Copy out the lines that have "should" in them.
━━ EXERCISE INPUTS ━━
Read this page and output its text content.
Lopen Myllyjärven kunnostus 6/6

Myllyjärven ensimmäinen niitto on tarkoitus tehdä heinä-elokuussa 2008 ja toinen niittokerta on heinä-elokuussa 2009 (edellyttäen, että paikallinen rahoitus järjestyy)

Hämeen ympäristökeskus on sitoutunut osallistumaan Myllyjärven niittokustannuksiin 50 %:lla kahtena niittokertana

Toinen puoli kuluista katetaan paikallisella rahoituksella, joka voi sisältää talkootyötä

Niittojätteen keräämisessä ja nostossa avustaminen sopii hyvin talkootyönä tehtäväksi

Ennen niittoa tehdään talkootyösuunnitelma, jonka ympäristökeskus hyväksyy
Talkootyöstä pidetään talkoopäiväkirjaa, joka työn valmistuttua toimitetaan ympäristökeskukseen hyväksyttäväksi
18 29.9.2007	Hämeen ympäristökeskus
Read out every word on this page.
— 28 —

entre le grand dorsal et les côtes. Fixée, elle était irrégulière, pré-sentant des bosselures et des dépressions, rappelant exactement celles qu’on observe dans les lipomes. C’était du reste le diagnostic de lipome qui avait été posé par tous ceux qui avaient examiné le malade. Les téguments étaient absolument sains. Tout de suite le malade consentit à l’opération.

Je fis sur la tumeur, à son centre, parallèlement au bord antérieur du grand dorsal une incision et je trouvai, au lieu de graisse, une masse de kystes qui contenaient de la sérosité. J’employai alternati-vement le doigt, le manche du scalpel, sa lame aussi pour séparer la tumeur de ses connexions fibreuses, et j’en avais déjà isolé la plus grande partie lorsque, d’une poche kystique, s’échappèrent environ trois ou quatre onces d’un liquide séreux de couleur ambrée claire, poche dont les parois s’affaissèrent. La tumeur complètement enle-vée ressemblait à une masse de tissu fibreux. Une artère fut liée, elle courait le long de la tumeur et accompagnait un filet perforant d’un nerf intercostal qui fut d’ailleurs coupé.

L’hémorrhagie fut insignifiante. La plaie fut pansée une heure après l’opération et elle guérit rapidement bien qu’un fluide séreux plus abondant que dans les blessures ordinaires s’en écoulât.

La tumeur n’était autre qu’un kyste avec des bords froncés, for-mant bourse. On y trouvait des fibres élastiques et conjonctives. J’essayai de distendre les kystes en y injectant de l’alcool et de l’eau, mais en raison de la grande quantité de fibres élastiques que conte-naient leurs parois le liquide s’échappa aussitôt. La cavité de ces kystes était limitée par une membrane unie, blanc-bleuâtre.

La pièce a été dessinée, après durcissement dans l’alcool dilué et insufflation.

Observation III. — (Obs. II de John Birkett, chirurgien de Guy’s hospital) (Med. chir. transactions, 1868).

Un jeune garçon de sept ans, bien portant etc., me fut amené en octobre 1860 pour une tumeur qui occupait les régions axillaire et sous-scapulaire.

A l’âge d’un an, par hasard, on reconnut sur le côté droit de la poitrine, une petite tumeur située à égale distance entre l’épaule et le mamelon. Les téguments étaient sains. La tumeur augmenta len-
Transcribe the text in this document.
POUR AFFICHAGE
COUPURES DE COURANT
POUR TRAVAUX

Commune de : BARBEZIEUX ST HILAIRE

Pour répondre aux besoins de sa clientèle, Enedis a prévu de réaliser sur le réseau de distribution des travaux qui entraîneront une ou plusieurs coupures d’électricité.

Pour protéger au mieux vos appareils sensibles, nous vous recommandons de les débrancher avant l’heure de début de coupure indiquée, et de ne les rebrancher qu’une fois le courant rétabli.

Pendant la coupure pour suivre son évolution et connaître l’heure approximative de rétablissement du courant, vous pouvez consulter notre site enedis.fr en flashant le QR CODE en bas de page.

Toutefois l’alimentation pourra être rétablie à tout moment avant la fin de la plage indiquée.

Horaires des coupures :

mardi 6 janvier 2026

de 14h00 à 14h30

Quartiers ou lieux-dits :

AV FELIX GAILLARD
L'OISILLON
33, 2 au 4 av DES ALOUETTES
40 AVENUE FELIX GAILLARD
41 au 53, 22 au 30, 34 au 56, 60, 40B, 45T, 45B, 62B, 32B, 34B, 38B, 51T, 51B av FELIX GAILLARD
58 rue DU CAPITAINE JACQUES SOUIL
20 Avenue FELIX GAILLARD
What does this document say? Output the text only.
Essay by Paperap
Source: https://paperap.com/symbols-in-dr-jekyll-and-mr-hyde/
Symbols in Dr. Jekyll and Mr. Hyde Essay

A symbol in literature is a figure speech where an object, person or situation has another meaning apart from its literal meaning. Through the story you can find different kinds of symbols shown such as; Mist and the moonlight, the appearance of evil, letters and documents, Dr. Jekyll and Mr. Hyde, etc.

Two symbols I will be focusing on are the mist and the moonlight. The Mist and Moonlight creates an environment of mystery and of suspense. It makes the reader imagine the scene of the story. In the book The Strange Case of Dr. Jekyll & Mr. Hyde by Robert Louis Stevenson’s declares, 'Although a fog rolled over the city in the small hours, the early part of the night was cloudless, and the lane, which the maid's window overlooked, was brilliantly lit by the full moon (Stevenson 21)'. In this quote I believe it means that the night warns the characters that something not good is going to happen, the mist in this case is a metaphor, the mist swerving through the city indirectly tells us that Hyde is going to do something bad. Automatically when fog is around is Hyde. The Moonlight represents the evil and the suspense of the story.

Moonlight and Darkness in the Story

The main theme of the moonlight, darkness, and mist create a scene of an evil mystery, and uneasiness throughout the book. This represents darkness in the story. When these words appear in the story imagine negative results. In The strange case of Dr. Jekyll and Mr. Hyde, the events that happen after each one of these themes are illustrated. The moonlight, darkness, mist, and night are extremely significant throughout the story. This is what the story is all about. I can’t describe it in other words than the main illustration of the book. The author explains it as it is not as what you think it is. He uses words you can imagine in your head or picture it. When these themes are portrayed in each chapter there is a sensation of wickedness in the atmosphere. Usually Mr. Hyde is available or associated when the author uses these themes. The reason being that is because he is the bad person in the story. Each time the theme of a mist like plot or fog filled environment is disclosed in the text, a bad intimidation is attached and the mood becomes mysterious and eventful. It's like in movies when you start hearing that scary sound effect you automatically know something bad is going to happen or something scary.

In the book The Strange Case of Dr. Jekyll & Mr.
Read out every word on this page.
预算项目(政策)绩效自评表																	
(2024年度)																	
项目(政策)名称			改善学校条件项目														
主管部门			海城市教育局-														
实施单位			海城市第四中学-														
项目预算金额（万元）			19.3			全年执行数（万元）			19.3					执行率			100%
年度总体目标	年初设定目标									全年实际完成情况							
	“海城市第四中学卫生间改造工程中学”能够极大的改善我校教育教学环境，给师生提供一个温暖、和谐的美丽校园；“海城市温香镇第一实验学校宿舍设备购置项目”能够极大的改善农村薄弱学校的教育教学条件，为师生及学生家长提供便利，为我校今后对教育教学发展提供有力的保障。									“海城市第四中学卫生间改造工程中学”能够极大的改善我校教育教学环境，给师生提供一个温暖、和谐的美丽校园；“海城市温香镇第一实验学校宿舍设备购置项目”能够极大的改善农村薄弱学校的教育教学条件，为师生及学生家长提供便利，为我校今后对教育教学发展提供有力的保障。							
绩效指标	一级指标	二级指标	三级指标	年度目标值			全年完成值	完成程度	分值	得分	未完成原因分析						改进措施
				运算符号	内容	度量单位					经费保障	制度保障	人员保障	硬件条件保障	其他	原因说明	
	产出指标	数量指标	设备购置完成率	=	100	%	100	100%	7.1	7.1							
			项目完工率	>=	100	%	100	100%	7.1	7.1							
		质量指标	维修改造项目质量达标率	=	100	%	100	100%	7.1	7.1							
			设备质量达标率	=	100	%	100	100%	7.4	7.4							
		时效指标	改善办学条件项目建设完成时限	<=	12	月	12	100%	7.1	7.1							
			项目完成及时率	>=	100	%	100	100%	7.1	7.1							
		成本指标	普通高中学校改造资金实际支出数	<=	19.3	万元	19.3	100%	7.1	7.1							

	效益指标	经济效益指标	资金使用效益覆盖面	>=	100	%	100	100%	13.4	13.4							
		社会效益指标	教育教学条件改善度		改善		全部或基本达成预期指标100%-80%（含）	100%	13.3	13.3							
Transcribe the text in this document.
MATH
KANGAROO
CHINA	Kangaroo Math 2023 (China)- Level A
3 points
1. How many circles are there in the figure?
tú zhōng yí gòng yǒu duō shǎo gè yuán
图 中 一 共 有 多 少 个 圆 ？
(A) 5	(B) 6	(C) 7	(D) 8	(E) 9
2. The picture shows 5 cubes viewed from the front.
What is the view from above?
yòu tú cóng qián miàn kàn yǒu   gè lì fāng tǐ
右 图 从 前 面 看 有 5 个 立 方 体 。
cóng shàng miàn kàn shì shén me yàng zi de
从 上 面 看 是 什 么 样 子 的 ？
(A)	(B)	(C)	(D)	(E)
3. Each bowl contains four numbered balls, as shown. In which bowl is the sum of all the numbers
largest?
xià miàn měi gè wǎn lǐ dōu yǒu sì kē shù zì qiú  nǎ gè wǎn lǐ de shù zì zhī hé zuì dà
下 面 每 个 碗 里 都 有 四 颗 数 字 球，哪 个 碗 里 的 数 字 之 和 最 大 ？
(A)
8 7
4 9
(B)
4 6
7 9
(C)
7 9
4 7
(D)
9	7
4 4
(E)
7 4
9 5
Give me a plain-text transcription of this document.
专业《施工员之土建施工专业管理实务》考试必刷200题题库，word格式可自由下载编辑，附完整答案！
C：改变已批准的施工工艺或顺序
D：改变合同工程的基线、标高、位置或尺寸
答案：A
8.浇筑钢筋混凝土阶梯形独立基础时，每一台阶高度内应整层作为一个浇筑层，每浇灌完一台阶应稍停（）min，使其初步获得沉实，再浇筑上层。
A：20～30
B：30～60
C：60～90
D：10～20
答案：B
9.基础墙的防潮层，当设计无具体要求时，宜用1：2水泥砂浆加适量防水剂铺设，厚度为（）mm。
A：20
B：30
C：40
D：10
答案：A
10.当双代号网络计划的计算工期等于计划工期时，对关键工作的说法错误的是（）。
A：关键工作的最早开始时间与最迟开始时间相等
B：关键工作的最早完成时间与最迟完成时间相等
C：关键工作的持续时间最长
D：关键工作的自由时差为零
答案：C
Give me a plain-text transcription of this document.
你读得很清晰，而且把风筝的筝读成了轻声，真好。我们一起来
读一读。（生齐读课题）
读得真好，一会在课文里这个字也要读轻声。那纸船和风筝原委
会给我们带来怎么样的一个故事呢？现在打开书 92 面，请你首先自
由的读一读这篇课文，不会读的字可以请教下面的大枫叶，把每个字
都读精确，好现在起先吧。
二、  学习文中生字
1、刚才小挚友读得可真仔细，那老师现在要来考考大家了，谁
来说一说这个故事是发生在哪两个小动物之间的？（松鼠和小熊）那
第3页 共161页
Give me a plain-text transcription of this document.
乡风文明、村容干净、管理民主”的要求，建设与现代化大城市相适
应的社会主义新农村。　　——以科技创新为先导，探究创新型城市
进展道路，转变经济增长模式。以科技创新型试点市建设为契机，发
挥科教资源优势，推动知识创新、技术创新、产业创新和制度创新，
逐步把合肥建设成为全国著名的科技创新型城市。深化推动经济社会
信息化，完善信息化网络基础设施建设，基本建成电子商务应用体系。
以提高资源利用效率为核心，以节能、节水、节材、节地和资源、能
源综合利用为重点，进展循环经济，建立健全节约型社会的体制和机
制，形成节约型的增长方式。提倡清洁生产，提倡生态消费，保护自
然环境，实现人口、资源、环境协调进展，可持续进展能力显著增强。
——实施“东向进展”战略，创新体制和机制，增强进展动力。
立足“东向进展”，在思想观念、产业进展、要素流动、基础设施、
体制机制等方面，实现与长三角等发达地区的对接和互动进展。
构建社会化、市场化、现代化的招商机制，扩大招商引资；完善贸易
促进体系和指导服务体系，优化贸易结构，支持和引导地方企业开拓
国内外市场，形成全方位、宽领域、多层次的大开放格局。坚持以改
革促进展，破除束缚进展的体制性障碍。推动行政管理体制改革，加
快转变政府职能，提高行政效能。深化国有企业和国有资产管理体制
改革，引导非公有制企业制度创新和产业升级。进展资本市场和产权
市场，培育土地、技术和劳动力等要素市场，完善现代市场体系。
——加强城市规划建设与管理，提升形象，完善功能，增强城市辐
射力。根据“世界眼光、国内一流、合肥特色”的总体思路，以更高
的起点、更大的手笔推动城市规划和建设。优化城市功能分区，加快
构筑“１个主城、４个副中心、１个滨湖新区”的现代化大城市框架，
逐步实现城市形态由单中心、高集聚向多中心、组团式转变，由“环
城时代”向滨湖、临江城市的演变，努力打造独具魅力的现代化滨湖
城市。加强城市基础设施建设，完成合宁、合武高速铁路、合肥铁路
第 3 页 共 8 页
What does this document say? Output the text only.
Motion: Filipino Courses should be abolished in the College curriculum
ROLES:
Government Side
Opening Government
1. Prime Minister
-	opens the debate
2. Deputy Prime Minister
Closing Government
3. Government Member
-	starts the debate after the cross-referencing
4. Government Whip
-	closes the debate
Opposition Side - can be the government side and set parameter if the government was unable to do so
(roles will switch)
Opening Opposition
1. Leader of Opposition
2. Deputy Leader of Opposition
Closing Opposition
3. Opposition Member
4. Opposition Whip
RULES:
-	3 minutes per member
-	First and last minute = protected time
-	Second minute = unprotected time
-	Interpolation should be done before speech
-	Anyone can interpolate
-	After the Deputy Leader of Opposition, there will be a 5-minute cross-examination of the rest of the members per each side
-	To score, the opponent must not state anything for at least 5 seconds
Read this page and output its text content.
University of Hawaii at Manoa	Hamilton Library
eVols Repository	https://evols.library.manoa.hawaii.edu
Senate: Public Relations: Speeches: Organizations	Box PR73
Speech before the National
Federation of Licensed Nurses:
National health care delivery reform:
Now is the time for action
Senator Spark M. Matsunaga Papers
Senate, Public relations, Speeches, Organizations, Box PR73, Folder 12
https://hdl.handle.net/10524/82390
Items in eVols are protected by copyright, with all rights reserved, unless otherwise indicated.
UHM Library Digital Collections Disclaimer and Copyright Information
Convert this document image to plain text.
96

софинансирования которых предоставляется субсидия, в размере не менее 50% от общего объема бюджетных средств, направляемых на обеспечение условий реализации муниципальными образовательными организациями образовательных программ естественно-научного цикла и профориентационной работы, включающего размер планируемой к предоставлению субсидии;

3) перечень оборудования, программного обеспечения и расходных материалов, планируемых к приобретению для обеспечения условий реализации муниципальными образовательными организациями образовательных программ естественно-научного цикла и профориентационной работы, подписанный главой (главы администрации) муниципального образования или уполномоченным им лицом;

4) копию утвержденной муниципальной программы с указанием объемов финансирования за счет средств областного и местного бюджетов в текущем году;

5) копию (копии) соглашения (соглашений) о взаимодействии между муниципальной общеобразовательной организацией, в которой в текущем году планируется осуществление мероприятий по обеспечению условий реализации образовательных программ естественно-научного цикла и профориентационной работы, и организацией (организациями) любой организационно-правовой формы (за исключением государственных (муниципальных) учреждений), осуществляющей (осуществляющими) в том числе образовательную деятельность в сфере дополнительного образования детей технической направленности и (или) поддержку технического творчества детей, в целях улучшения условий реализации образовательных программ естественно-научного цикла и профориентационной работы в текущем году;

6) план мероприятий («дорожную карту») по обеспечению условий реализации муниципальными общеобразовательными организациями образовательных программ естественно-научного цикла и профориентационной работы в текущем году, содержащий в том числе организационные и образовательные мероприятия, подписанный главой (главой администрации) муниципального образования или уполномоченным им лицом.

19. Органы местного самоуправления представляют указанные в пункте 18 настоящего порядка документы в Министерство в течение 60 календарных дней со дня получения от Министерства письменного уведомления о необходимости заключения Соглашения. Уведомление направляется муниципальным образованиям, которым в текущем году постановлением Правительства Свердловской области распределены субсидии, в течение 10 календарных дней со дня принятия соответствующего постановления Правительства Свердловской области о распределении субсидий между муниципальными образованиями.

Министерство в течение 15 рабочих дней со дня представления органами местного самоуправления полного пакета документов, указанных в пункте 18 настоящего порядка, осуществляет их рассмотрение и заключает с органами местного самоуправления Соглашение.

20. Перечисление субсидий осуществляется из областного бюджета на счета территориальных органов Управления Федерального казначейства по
━━━
#### [RESULT FOR THIS EXERCISE]
Motion: Filipino Courses should be abolished in the College curriculum
-	Interpolation should be done before speech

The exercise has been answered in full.